- TASK DETAILS -
Could you extract every entry below and reproduce it exactly?

- DATASET ENTRIES -

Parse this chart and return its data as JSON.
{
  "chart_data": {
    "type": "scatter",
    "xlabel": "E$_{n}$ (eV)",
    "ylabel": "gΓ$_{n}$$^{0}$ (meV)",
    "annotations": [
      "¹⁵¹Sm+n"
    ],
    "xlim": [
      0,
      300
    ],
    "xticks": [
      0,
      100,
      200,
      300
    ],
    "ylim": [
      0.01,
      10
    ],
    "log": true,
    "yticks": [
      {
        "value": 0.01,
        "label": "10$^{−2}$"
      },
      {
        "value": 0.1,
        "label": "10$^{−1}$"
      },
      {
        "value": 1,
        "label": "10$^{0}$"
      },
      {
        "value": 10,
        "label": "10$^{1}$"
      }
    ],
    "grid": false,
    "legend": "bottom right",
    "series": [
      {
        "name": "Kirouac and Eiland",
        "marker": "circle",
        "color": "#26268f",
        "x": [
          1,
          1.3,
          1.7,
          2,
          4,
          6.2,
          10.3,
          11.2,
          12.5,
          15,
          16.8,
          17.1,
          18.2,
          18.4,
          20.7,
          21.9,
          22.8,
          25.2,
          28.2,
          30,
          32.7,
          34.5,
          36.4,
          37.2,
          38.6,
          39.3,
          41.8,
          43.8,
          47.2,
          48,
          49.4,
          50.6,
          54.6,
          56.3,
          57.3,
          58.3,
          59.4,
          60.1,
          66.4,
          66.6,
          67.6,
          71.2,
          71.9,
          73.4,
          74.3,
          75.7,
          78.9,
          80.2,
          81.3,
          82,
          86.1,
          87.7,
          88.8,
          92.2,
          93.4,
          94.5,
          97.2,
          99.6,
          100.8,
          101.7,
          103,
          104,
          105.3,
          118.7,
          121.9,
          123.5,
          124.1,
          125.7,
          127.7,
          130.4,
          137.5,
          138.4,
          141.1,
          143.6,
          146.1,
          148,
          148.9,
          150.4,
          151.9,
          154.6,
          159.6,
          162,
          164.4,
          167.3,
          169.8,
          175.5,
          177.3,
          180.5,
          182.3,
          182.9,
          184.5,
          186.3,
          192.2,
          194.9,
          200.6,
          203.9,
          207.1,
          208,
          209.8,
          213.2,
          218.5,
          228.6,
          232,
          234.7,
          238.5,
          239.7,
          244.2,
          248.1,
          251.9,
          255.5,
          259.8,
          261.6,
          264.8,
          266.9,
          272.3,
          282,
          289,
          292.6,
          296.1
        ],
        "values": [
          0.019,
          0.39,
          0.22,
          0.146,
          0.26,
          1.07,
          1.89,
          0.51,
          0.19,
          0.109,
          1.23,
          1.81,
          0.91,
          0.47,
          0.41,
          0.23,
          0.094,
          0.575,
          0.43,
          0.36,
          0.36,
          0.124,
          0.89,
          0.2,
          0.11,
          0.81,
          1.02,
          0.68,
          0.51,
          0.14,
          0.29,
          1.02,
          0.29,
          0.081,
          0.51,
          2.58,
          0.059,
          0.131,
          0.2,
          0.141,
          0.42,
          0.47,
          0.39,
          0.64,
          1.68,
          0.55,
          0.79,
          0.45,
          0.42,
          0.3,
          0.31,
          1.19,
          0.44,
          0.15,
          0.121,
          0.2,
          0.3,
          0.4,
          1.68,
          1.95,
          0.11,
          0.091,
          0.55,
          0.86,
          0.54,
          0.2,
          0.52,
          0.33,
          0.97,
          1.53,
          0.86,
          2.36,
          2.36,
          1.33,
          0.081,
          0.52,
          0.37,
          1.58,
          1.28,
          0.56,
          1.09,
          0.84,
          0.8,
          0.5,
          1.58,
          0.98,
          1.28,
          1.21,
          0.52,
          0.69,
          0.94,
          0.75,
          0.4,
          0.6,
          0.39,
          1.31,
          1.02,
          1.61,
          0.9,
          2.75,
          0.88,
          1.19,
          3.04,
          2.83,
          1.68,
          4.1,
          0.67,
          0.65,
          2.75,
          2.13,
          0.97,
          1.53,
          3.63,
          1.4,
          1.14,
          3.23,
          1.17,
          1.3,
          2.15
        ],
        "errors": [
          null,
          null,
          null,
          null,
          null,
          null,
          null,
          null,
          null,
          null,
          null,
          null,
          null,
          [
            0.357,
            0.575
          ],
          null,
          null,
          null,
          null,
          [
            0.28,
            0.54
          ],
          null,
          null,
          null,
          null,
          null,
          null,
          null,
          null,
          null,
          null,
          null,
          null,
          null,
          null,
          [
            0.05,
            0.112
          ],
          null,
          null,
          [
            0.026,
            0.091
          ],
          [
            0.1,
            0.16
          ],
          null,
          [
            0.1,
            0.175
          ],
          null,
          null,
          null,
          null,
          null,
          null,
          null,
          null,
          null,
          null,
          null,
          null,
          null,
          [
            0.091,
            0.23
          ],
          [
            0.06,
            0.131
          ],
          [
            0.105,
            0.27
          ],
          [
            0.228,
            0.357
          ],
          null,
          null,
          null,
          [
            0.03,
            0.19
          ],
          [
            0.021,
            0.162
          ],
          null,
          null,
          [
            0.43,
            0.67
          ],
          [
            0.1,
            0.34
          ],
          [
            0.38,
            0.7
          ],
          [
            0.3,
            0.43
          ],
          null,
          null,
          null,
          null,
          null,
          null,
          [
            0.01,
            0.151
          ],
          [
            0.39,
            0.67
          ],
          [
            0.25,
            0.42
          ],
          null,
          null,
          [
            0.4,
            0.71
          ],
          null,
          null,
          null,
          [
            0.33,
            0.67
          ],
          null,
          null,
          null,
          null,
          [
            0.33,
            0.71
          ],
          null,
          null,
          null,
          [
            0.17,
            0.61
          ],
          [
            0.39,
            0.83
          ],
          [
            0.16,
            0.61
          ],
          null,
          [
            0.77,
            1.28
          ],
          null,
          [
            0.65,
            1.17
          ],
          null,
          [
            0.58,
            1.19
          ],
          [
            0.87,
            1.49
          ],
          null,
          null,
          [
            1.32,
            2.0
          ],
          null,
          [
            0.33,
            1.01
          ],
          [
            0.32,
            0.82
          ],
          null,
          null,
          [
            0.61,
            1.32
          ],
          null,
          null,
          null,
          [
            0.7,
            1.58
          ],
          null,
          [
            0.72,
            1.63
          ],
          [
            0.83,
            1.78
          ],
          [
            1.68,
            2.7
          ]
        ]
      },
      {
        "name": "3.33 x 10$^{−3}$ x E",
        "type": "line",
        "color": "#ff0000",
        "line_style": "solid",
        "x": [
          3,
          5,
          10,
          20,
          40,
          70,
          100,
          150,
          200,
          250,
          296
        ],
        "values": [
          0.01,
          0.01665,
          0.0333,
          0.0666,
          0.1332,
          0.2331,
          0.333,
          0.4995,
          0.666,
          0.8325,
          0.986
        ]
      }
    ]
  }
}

- THE COMPLETED TASK -
Parse this chart and return its data as JSON.
{
  "chart_data": {
    "type": "scatter",
    "xlabel": "E$_{n}$ (eV)",
    "ylabel": "gΓ$_{n}$$^{0}$ (meV)",
    "annotations": [
      "¹⁵¹Sm+n"
    ],
    "xlim": [
      0,
      300
    ],
    "xticks": [
      0,
      100,
      200,
      300
    ],
    "ylim": [
      0.01,
      10
    ],
    "log": true,
    "yticks": [
      {
        "value": 0.01,
        "label": "10$^{−2}$"
      },
      {
        "value": 0.1,
        "label": "10$^{−1}$"
      },
      {
        "value": 1,
        "label": "10$^{0}$"
      },
      {
        "value": 10,
        "label": "10$^{1}$"
      }
    ],
    "grid": false,
    "legend": "bottom right",
    "series": [
      {
        "name": "Kirouac and Eiland",
        "marker": "circle",
        "color": "#26268f",
        "x": [
          1,
          1.3,
          1.7,
          2,
          4,
          6.2,
          10.3,
          11.2,
          12.5,
          15,
          16.8,
          17.1,
          18.2,
          18.4,
          20.7,
          21.9,
          22.8,
          25.2,
          28.2,
          30,
          32.7,
          34.5,
          36.4,
          37.2,
          38.6,
          39.3,
          41.8,
          43.8,
          47.2,
          48,
          49.4,
          50.6,
          54.6,
          56.3,
          57.3,
          58.3,
          59.4,
          60.1,
          66.4,
          66.6,
          67.6,
          71.2,
          71.9,
          73.4,
          74.3,
          75.7,
          78.9,
          80.2,
          81.3,
          82,
          86.1,
          87.7,
          88.8,
          92.2,
          93.4,
          94.5,
          97.2,
          99.6,
          100.8,
          101.7,
          103,
          104,
          105.3,
          118.7,
          121.9,
          123.5,
          124.1,
          125.7,
          127.7,
          130.4,
          137.5,
          138.4,
          141.1,
          143.6,
          146.1,
          148,
          148.9,
          150.4,
          151.9,
          154.6,
          159.6,
          162,
          164.4,
          167.3,
          169.8,
          175.5,
          177.3,
          180.5,
          182.3,
          182.9,
          184.5,
          186.3,
          192.2,
          194.9,
          200.6,
          203.9,
          207.1,
          208,
          209.8,
          213.2,
          218.5,
          228.6,
          232,
          234.7,
          238.5,
          239.7,
          244.2,
          248.1,
          251.9,
          255.5,
          259.8,
          261.6,
          264.8,
          266.9,
          272.3,
          282,
          289,
          292.6,
          296.1
        ],
        "values": [
          0.019,
          0.39,
          0.22,
          0.146,
          0.26,
          1.07,
          1.89,
          0.51,
          0.19,
          0.109,
          1.23,
          1.81,
          0.91,
          0.47,
          0.41,
          0.23,
          0.094,
          0.575,
          0.43,
          0.36,
          0.36,
          0.124,
          0.89,
          0.2,
          0.11,
          0.81,
          1.02,
          0.68,
          0.51,
          0.14,
          0.29,
          1.02,
          0.29,
          0.081,
          0.51,
          2.58,
          0.059,
          0.131,
          0.2,
          0.141,
          0.42,
          0.47,
          0.39,
          0.64,
          1.68,
          0.55,
          0.79,
          0.45,
          0.42,
          0.3,
          0.31,
          1.19,
          0.44,
          0.15,
          0.121,
          0.2,
          0.3,
          0.4,
          1.68,
          1.95,
          0.11,
          0.091,
          0.55,
          0.86,
          0.54,
          0.2,
          0.52,
          0.33,
          0.97,
          1.53,
          0.86,
          2.36,
          2.36,
          1.33,
          0.081,
          0.52,
          0.37,
          1.58,
          1.28,
          0.56,
          1.09,
          0.84,
          0.8,
          0.5,
          1.58,
          0.98,
          1.28,
          1.21,
          0.52,
          0.69,
          0.94,
          0.75,
          0.4,
          0.6,
          0.39,
          1.31,
          1.02,
          1.61,
          0.9,
          2.75,
          0.88,
          1.19,
          3.04,
          2.83,
          1.68,
          4.1,
          0.67,
          0.65,
          2.75,
          2.13,
          0.97,
          1.53,
          3.63,
          1.4,
          1.14,
          3.23,
          1.17,
          1.3,
          2.15
        ],
        "errors": [
          null,
          null,
          null,
          null,
          null,
          null,
          null,
          null,
          null,
          null,
          null,
          null,
          null,
          [
            0.357,
            0.575
          ],
          null,
          null,
          null,
          null,
          [
            0.28,
            0.54
          ],
          null,
          null,
          null,
          null,
          null,
          null,
          null,
          null,
          null,
          null,
          null,
          null,
          null,
          null,
          [
            0.05,
            0.112
          ],
          null,
          null,
          [
            0.026,
            0.091
          ],
          [
            0.1,
            0.16
          ],
          null,
          [
            0.1,
            0.175
          ],
          null,
          null,
          null,
          null,
          null,
          null,
          null,
          null,
          null,
          null,
          null,
          null,
          null,
          [
            0.091,
            0.23
          ],
          [
            0.06,
            0.131
          ],
          [
            0.105,
            0.27
          ],
          [
            0.228,
            0.357
          ],
          null,
          null,
          null,
          [
            0.03,
            0.19
          ],
          [
            0.021,
            0.162
          ],
          null,
          null,
          [
            0.43,
            0.67
          ],
          [
            0.1,
            0.34
          ],
          [
            0.38,
            0.7
          ],
          [
            0.3,
            0.43
          ],
          null,
          null,
          null,
          null,
          null,
          null,
          [
            0.01,
            0.151
          ],
          [
            0.39,
            0.67
          ],
          [
            0.25,
            0.42
          ],
          null,
          null,
          [
            0.4,
            0.71
          ],
          null,
          null,
          null,
          [
            0.33,
            0.67
          ],
          null,
          null,
          null,
          null,
          [
            0.33,
            0.71
          ],
          null,
          null,
          null,
          [
            0.17,
            0.61
          ],
          [
            0.39,
            0.83
          ],
          [
            0.16,
            0.61
          ],
          null,
          [
            0.77,
            1.28
          ],
          null,
          [
            0.65,
            1.17
          ],
          null,
          [
            0.58,
            1.19
          ],
          [
            0.87,
            1.49
          ],
          null,
          null,
          [
            1.32,
            2.0
          ],
          null,
          [
            0.33,
            1.01
          ],
          [
            0.32,
            0.82
          ],
          null,
          null,
          [
            0.61,
            1.32
          ],
          null,
          null,
          null,
          [
            0.7,
            1.58
          ],
          null,
          [
            0.72,
            1.63
          ],
          [
            0.83,
            1.78
          ],
          [
            1.68,
            2.7
          ]
        ]
      },
      {
        "name": "3.33 x 10$^{−3}$ x E",
        "type": "line",
        "color": "#ff0000",
        "line_style": "solid",
        "x": [
          3,
          5,
          10,
          20,
          40,
          70,
          100,
          150,
          200,
          250,
          296
        ],
        "values": [
          0.01,
          0.01665,
          0.0333,
          0.0666,
          0.1332,
          0.2331,
          0.333,
          0.4995,
          0.666,
          0.8325,
          0.986
        ]
      }
    ]
  }
}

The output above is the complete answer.